* [DATA SUPPLIED]:
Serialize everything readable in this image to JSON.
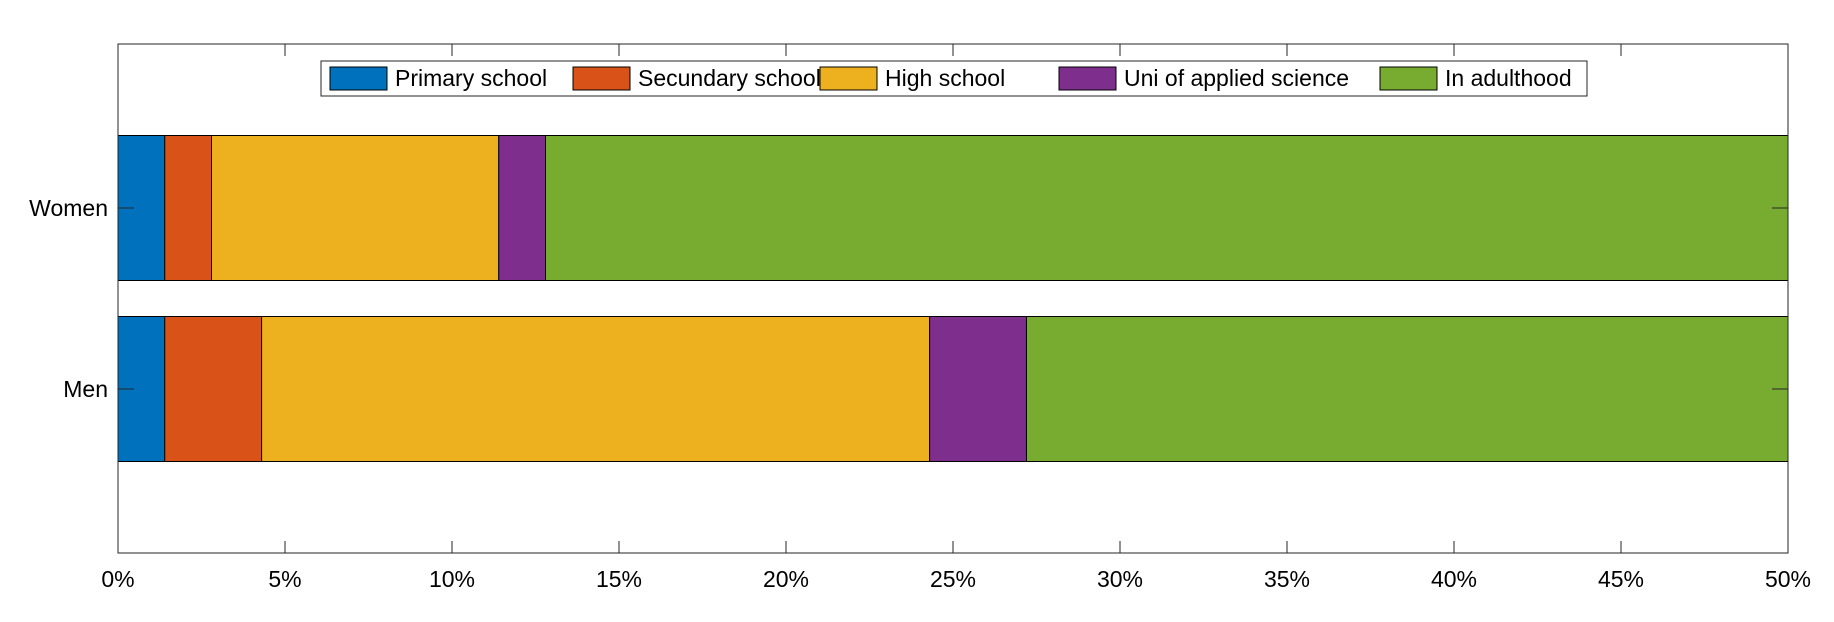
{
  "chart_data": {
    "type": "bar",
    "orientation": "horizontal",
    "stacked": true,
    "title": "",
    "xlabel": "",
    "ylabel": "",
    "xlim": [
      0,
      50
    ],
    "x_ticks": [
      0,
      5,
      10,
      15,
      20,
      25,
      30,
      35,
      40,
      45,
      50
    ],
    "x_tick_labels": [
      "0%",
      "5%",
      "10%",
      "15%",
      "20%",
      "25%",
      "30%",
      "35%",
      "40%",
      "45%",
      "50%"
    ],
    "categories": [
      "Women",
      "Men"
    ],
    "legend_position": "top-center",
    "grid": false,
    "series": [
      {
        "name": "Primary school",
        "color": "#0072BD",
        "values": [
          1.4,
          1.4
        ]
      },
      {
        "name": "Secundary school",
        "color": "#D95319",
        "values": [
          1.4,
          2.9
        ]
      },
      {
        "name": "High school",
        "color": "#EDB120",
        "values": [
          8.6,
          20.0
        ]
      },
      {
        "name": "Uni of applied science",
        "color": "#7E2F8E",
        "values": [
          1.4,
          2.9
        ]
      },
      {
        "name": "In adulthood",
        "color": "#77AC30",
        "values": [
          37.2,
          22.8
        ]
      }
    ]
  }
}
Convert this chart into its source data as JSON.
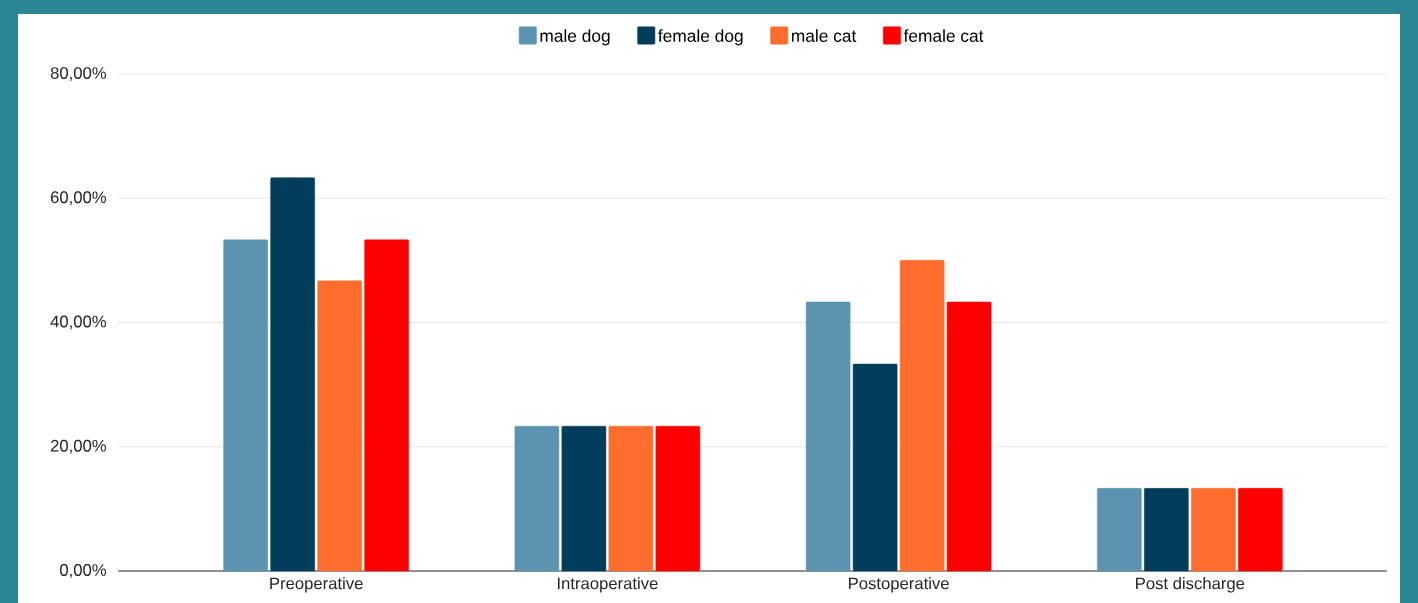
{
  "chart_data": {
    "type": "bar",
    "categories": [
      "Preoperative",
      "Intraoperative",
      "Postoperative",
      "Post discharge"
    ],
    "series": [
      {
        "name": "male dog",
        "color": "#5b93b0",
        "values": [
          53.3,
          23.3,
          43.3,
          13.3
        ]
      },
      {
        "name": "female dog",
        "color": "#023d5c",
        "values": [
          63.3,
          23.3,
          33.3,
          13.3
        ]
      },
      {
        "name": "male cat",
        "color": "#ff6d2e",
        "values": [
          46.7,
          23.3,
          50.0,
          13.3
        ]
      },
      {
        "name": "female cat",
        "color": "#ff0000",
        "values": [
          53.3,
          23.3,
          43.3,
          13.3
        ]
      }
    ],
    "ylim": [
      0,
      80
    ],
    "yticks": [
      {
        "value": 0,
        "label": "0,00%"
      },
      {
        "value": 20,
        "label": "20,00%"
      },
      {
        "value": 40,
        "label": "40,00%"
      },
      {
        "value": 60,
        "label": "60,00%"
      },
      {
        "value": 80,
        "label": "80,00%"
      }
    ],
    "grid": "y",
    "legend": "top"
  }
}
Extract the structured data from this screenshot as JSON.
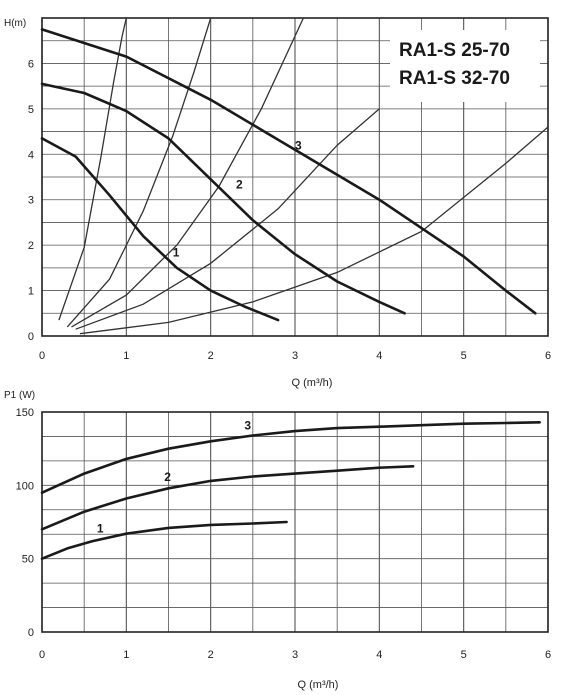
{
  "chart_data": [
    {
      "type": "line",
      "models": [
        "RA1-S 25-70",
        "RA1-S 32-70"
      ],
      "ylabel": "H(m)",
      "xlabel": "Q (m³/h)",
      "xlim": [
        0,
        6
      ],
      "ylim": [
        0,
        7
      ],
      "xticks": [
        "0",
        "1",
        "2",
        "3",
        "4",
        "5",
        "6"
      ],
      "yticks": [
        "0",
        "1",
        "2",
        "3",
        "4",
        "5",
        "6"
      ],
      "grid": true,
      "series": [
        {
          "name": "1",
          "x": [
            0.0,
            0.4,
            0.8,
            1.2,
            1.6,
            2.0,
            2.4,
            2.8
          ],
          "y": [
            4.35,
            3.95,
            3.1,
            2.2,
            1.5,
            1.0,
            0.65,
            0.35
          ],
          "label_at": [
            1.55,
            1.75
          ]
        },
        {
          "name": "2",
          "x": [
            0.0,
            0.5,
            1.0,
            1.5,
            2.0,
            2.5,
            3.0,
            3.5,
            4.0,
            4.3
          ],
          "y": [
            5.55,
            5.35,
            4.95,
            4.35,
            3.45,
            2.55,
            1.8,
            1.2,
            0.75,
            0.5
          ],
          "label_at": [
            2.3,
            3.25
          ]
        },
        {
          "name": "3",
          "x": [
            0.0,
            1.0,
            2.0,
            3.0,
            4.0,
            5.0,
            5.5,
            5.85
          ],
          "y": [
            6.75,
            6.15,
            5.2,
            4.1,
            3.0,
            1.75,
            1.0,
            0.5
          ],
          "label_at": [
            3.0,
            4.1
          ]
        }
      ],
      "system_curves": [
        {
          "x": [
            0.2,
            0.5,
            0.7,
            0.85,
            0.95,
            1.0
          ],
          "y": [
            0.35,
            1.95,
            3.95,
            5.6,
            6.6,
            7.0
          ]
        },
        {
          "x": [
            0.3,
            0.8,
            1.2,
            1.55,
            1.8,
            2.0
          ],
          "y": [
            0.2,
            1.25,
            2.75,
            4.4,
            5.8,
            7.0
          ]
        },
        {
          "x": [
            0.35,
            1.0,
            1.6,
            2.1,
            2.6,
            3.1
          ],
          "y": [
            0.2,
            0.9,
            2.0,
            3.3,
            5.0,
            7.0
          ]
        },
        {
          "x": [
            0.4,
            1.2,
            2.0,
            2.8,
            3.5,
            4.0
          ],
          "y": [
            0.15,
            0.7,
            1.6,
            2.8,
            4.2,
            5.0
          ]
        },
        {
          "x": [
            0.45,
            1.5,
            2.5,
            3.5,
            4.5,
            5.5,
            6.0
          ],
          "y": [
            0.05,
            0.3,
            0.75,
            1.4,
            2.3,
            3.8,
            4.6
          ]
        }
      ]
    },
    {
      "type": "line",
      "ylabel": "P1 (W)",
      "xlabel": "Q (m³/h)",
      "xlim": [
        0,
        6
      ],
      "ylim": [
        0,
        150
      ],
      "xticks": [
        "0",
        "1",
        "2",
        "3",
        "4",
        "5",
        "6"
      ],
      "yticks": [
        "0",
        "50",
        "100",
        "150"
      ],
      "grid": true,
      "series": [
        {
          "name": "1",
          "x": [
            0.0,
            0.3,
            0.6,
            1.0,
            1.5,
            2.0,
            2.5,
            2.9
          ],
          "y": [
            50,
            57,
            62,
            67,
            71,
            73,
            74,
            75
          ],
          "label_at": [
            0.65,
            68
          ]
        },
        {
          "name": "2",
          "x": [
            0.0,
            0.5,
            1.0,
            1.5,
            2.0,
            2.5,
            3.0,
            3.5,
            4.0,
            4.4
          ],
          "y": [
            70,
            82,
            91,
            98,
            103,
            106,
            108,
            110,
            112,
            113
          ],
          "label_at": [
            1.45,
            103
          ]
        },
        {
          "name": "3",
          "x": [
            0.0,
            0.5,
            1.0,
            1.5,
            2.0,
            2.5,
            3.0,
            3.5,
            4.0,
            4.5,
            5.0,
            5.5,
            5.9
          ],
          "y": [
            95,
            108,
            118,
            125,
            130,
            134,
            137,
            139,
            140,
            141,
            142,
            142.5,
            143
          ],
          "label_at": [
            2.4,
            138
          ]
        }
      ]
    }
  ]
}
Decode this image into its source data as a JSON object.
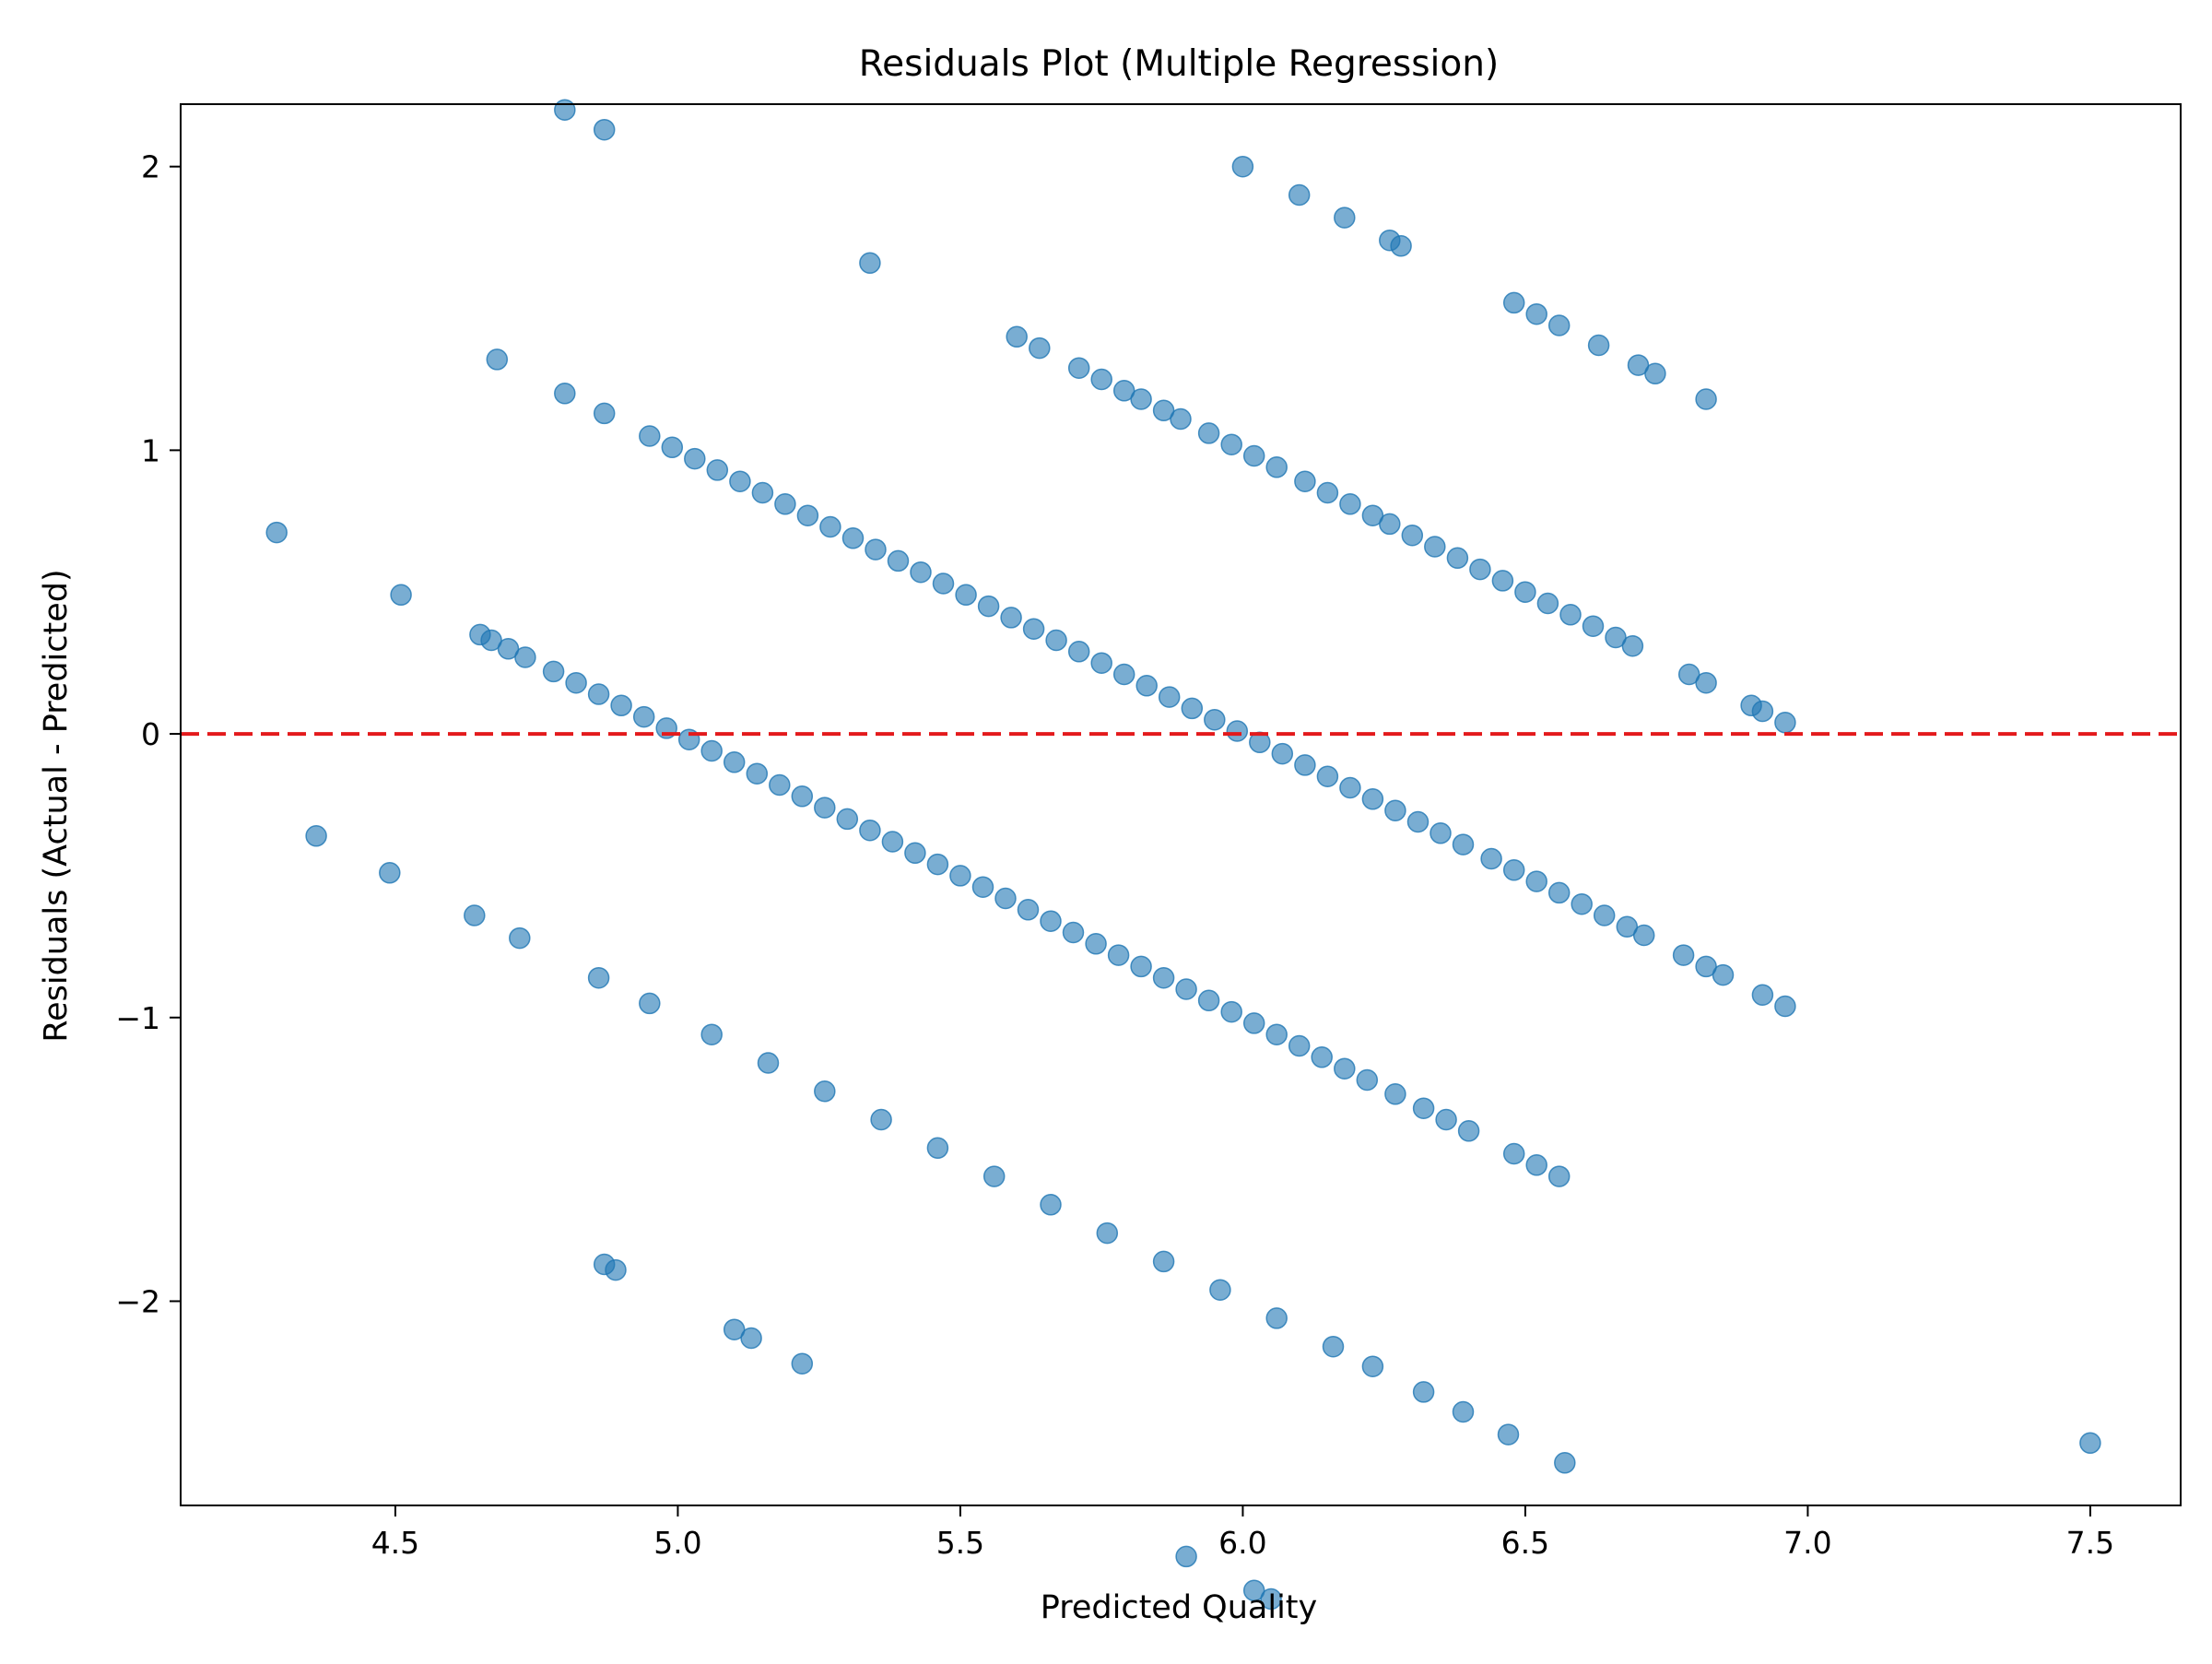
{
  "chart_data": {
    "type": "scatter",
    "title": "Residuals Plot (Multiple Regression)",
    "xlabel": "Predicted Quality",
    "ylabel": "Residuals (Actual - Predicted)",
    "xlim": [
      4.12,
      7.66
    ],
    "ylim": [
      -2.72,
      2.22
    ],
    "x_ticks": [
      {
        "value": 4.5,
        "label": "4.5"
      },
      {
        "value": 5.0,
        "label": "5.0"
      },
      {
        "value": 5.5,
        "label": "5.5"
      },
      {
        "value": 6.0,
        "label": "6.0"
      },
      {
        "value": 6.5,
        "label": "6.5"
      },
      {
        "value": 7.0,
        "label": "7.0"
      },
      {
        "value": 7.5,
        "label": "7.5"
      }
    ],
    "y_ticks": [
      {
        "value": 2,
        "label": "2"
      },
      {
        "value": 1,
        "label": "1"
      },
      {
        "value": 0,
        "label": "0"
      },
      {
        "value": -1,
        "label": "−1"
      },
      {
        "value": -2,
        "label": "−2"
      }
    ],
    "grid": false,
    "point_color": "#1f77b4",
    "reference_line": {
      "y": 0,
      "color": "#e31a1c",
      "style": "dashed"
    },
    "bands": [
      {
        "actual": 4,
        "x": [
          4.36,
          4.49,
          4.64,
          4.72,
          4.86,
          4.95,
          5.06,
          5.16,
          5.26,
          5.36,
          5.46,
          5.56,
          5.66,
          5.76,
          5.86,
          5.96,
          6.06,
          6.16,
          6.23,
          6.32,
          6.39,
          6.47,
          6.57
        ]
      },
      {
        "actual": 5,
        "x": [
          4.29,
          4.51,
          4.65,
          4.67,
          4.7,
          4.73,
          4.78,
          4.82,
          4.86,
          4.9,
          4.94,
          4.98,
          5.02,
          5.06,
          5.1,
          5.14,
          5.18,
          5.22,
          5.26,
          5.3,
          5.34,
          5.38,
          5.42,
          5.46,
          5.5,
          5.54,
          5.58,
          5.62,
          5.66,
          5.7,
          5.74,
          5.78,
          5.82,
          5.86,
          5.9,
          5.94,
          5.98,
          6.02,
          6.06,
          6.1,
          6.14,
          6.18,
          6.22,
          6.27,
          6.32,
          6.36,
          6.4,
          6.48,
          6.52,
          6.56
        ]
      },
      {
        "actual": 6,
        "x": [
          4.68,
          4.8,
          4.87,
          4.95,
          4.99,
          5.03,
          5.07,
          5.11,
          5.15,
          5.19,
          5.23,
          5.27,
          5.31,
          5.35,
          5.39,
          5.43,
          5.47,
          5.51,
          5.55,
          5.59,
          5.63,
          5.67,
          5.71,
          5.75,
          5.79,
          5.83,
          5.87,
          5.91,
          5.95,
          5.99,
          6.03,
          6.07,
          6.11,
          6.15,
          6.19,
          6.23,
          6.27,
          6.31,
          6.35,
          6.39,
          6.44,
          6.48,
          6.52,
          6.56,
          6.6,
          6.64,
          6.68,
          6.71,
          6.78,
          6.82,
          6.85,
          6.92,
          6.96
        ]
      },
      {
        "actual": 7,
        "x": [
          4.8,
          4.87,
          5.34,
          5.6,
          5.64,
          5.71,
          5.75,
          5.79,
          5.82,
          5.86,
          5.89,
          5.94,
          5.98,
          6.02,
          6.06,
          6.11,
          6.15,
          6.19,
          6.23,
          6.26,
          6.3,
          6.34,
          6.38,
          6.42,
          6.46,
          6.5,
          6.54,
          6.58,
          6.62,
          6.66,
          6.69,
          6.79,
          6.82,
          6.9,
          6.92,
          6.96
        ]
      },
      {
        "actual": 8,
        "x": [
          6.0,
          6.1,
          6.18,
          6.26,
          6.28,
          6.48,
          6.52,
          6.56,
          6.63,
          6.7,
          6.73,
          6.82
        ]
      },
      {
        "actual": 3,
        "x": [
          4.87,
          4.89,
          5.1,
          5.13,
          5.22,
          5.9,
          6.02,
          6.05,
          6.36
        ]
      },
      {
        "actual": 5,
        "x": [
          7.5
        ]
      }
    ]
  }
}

* [GOAL]:
In the entries above, find each line with the string "xlabel" and copy it.

* [THE OUTPUT]:
    "xlabel": "",
      "xlabel": "Q (m³/h)",
      "xlabel": "Q (m³/h)",
    "xlabel": "Predicted Quality",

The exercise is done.